Saved entries
──────────

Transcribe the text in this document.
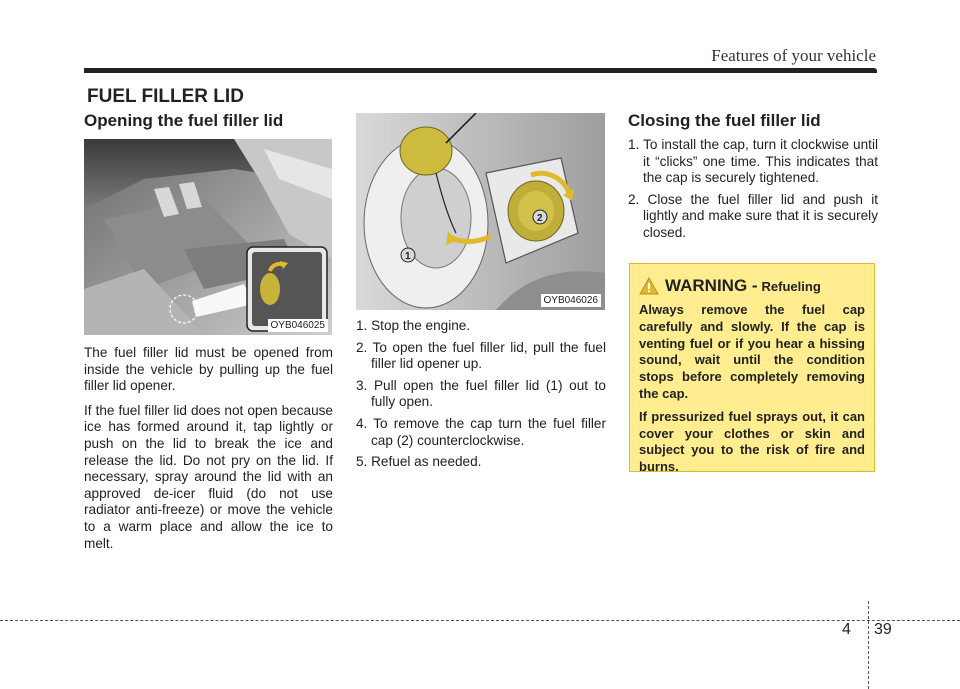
Features of your vehicle
FUEL FILLER LID
Opening the fuel filler lid
OYB046025

The fuel filler lid must be opened from inside the vehicle by pulling up the fuel filler lid opener.

If the fuel filler lid does not open because ice has formed around it, tap lightly or push on the lid to break the ice and release the lid. Do not pry on the lid. If necessary, spray around the lid with an approved de-icer fluid (do not use radiator anti-freeze) or move the vehicle to a warm place and allow the ice to melt.

2
1
OYB046026
1. Stop the engine.
2. To open the fuel filler lid, pull the fuel filler lid opener up.
3. Pull open the fuel filler lid (1) out to fully open.
4. To remove the cap turn the fuel filler cap (2) counterclockwise.
5. Refuel as needed.
Closing the fuel filler lid
1. To install the cap, turn it clockwise until it “clicks” one time. This indicates that the cap is securely tightened.
2. Close the fuel filler lid and push it lightly and make sure that it is securely closed.
WARNING - Refueling

Always remove the fuel cap carefully and slowly. If the cap is venting fuel or if you hear a hissing sound, wait until the condition stops before completely removing the cap.

If pressurized fuel sprays out, it can cover your clothes or skin and subject you to the risk of fire and burns.

4 39
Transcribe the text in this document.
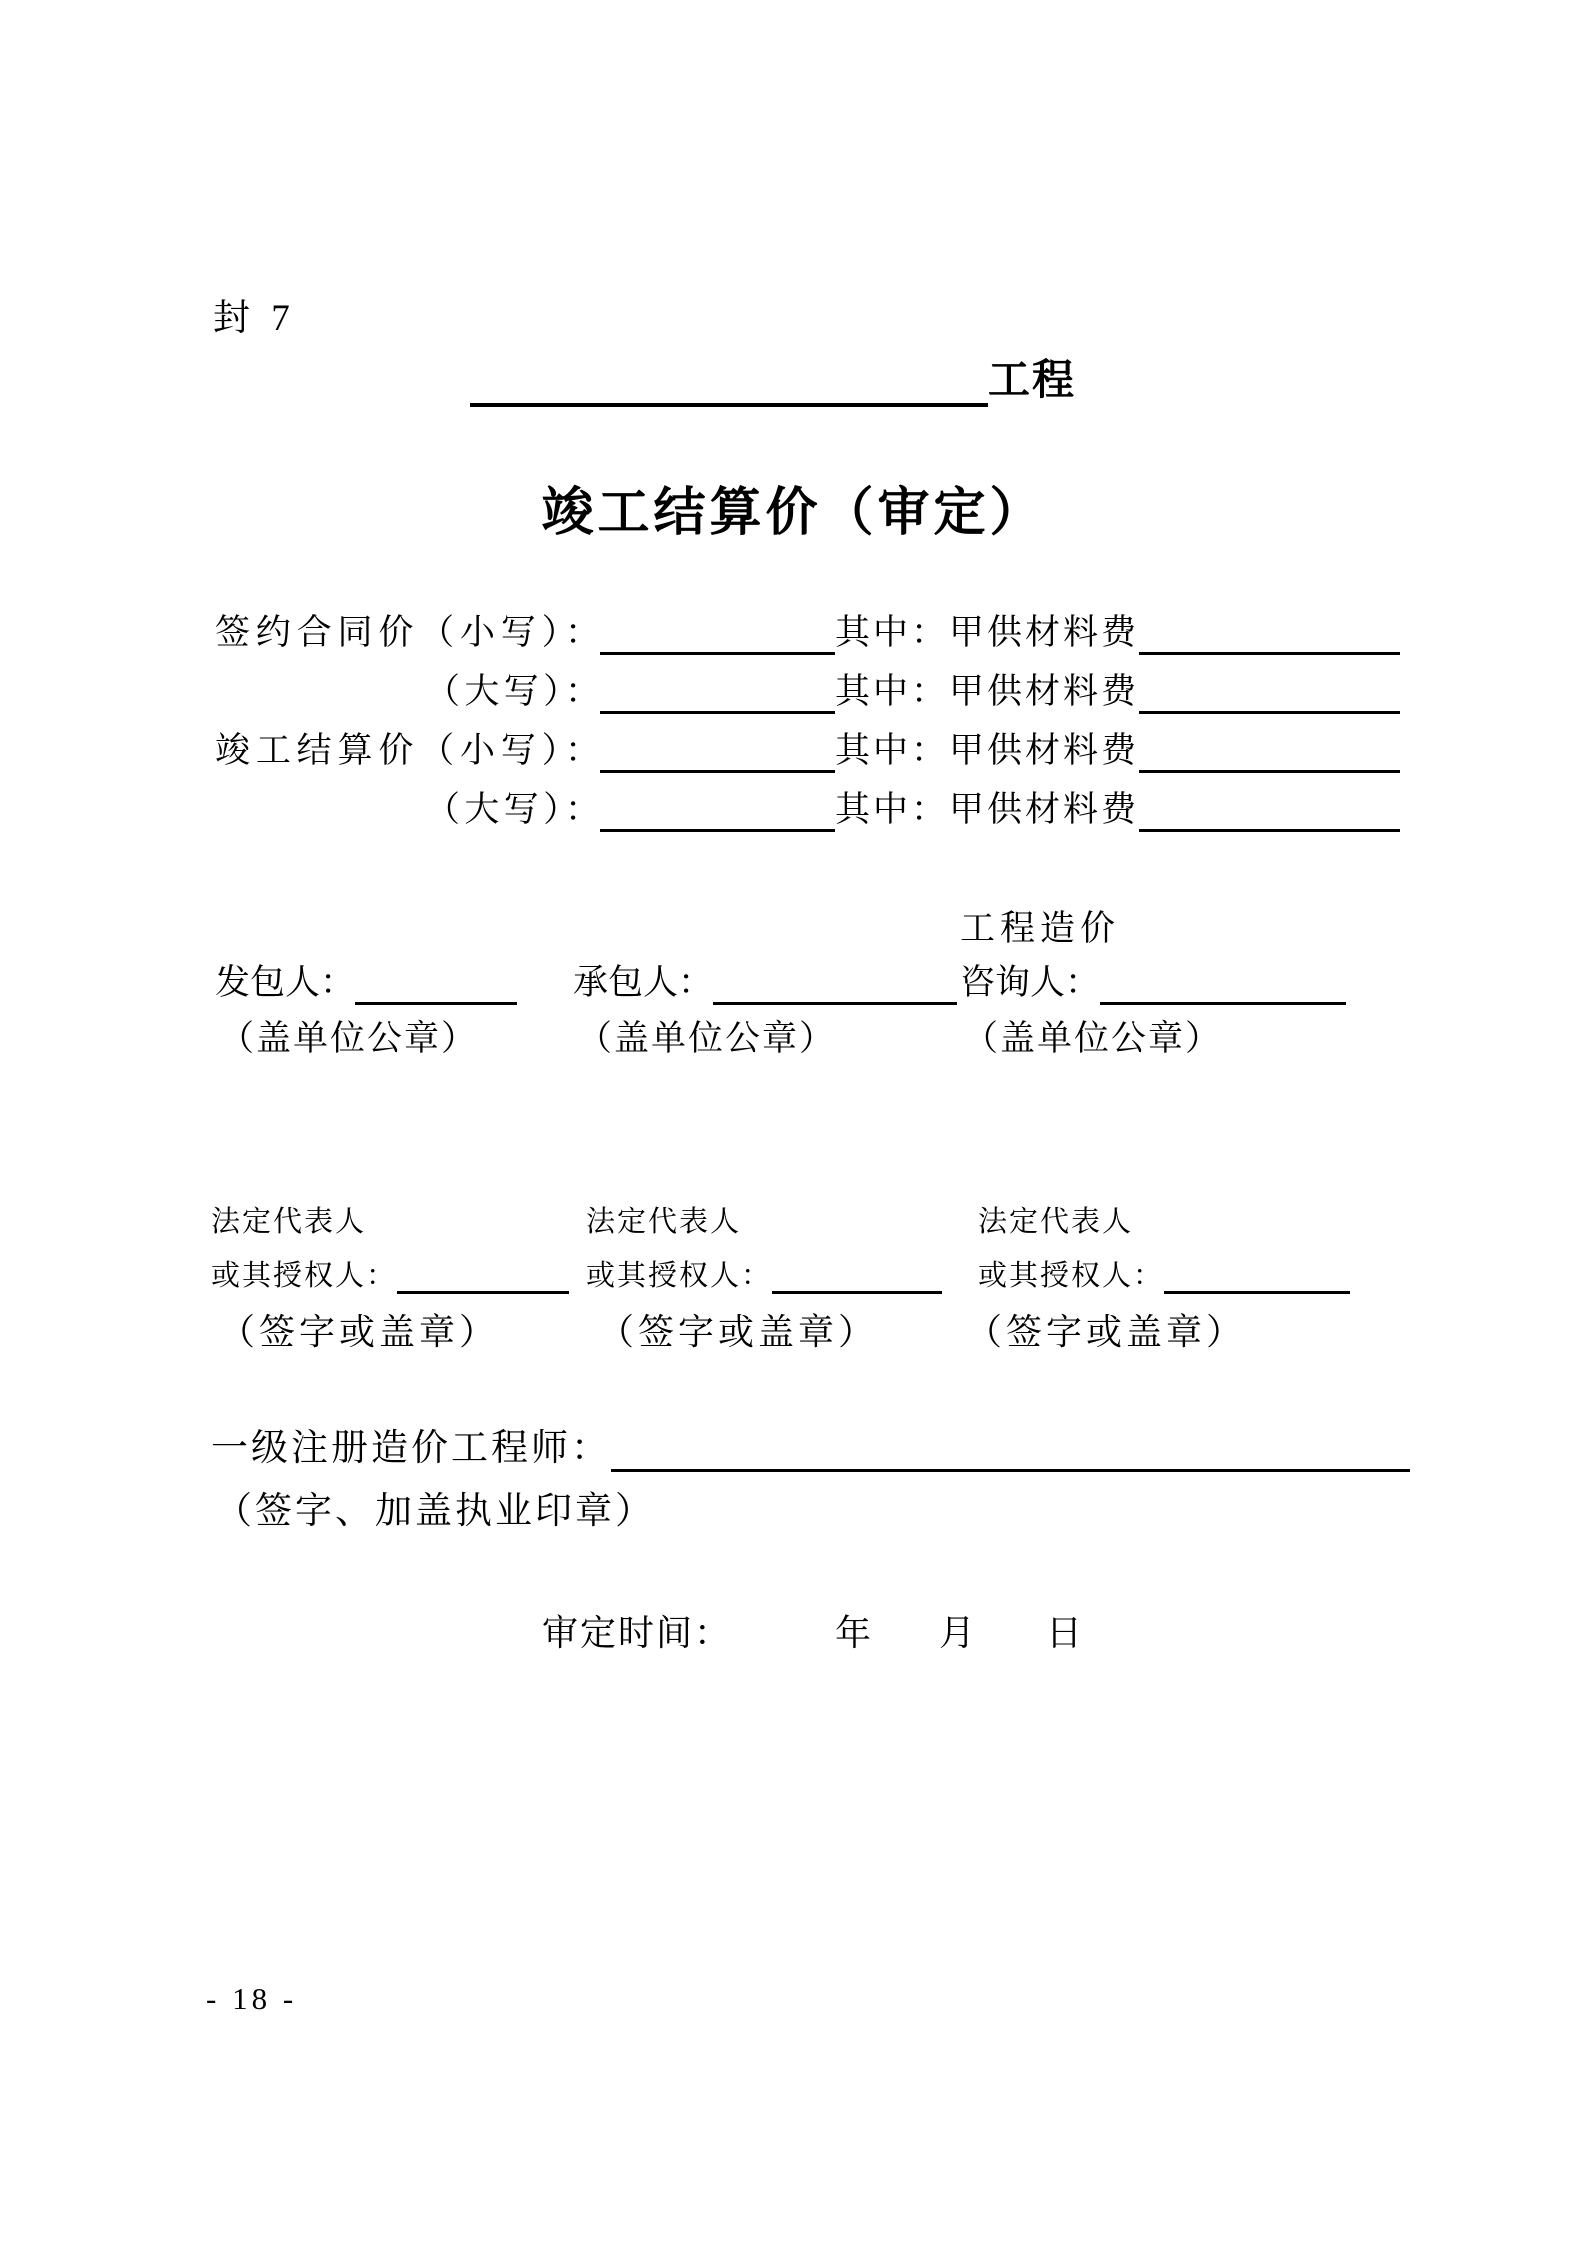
封 7
工程
竣工结算价（审定）
签约合同价（小写）：	其中：甲供材料费
（大写）：	其中：甲供材料费
竣工结算价（小写）：	其中：甲供材料费
（大写）：	其中：甲供材料费
工程造价
发包人：	承包人：	咨询人：
（盖单位公章）	（盖单位公章）	（盖单位公章）
法定代表人	法定代表人	法定代表人
或其授权人：	或其授权人：	或其授权人：
（签字或盖章）	（签字或盖章） （签字或盖章）
一级注册造价工程师：
（签字、加盖执业印章）
审定时间：	年 月 日
- 18 -
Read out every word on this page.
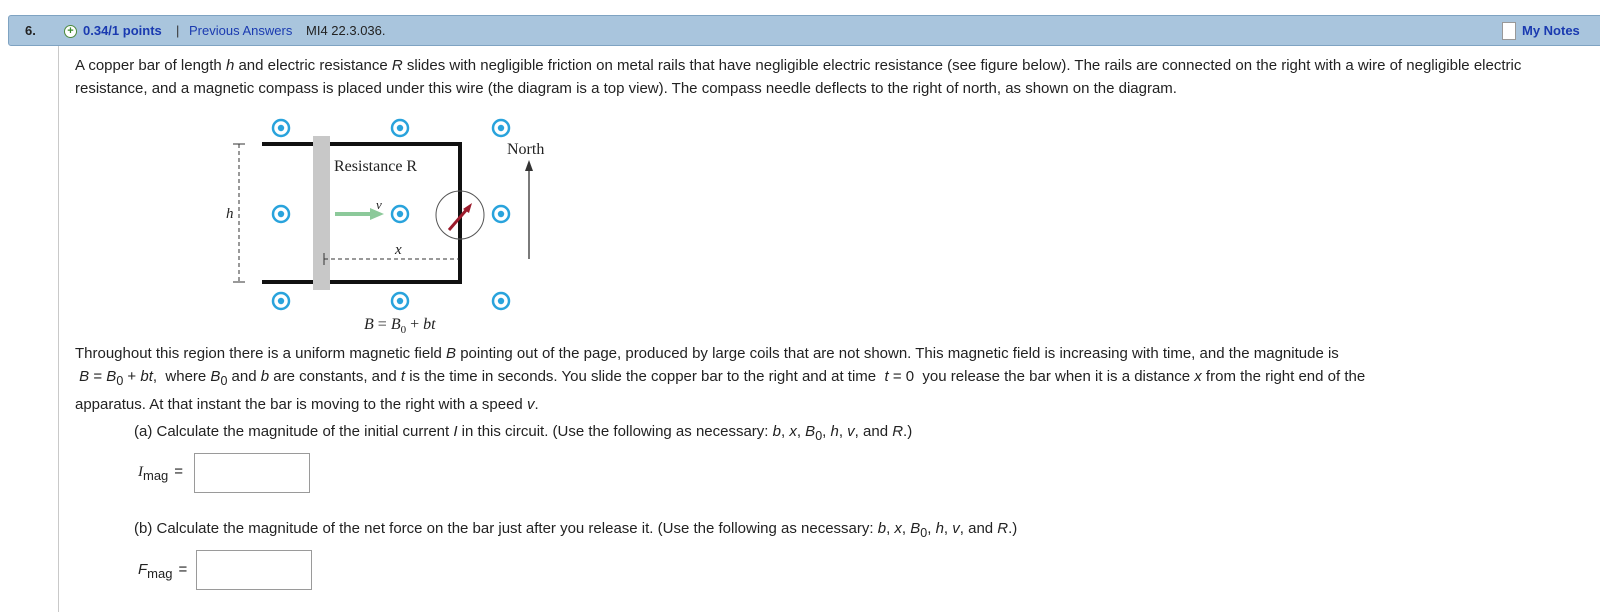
6.	+ 0.34/1 points | Previous Answers MI4 22.3.036.	My Notes
A copper bar of length h and electric resistance R slides with negligible friction on metal rails that have negligible electric resistance (see figure below). The rails are connected on the right with a wire of negligible electric resistance, and a magnetic compass is placed under this wire (the diagram is a top view). The compass needle deflects to the right of north, as shown on the diagram.
h
x
Resistance R
v
North
$B = B_0$ + bt
Throughout this region there is a uniform magnetic field B pointing out of the page, produced by large coils that are not shown. This magnetic field is increasing with time, and the magnitude is
$B = B_0$ + bt,  where $B_0$ and b are constants, and t is the time in seconds. You slide the copper bar to the right and at time  t = 0  you release the bar when it is a distance x from the right end of the
apparatus. At that instant the bar is moving to the right with a speed v.
(a) Calculate the magnitude of the initial current I in this circuit. (Use the following as necessary: b, x, $B_0$, h, v, and R.)
Imag =
(b) Calculate the magnitude of the net force on the bar just after you release it. (Use the following as necessary: b, x, $B_0$, h, v, and R.)
Fmag =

──────────

- [EXERCISE AIM]: Repeat the preceding records precisely, and leave every picture out of the copy.

- [EXPECTED ANSWER]:
Transcribe the text in this document.
Features of your vehicle
FUEL FILLER LID
Opening the fuel filler lid
OYB046025

The fuel filler lid must be opened from inside the vehicle by pulling up the fuel filler lid opener.

If the fuel filler lid does not open because ice has formed around it, tap lightly or push on the lid to break the ice and release the lid. Do not pry on the lid. If necessary, spray around the lid with an approved de-icer fluid (do not use radiator anti-freeze) or move the vehicle to a warm place and allow the ice to melt.

2
1
OYB046026
1. Stop the engine.
2. To open the fuel filler lid, pull the fuel filler lid opener up.
3. Pull open the fuel filler lid (1) out to fully open.
4. To remove the cap turn the fuel filler cap (2) counterclockwise.
5. Refuel as needed.
Closing the fuel filler lid
1. To install the cap, turn it clockwise until it “clicks” one time. This indicates that the cap is securely tightened.
2. Close the fuel filler lid and push it lightly and make sure that it is securely closed.
WARNING - Refueling

Always remove the fuel cap carefully and slowly. If the cap is venting fuel or if you hear a hissing sound, wait until the condition stops before completely removing the cap.

If pressurized fuel sprays out, it can cover your clothes or skin and subject you to the risk of fire and burns.

4 39
Transcribe the text in this document.
封 7
工程
竣工结算价（审定）
签约合同价（小写）：	其中：甲供材料费
（大写）：	其中：甲供材料费
竣工结算价（小写）：	其中：甲供材料费
（大写）：	其中：甲供材料费
工程造价
发包人：	承包人：	咨询人：
（盖单位公章）	（盖单位公章）	（盖单位公章）
法定代表人	法定代表人	法定代表人
或其授权人：	或其授权人：	或其授权人：
（签字或盖章）	（签字或盖章） （签字或盖章）
一级注册造价工程师：
（签字、加盖执业印章）
审定时间：	年 月 日
- 18 -
Read out every word on this page.
6.	+ 0.34/1 points | Previous Answers MI4 22.3.036.	My Notes
A copper bar of length h and electric resistance R slides with negligible friction on metal rails that have negligible electric resistance (see figure below). The rails are connected on the right with a wire of negligible electric resistance, and a magnetic compass is placed under this wire (the diagram is a top view). The compass needle deflects to the right of north, as shown on the diagram.
h
x
Resistance R
v
North
$B = B_0$ + bt
Throughout this region there is a uniform magnetic field B pointing out of the page, produced by large coils that are not shown. This magnetic field is increasing with time, and the magnitude is
$B = B_0$ + bt,  where $B_0$ and b are constants, and t is the time in seconds. You slide the copper bar to the right and at time  t = 0  you release the bar when it is a distance x from the right end of the
apparatus. At that instant the bar is moving to the right with a speed v.
(a) Calculate the magnitude of the initial current I in this circuit. (Use the following as necessary: b, x, $B_0$, h, v, and R.)
Imag =
(b) Calculate the magnitude of the net force on the bar just after you release it. (Use the following as necessary: b, x, $B_0$, h, v, and R.)
Fmag =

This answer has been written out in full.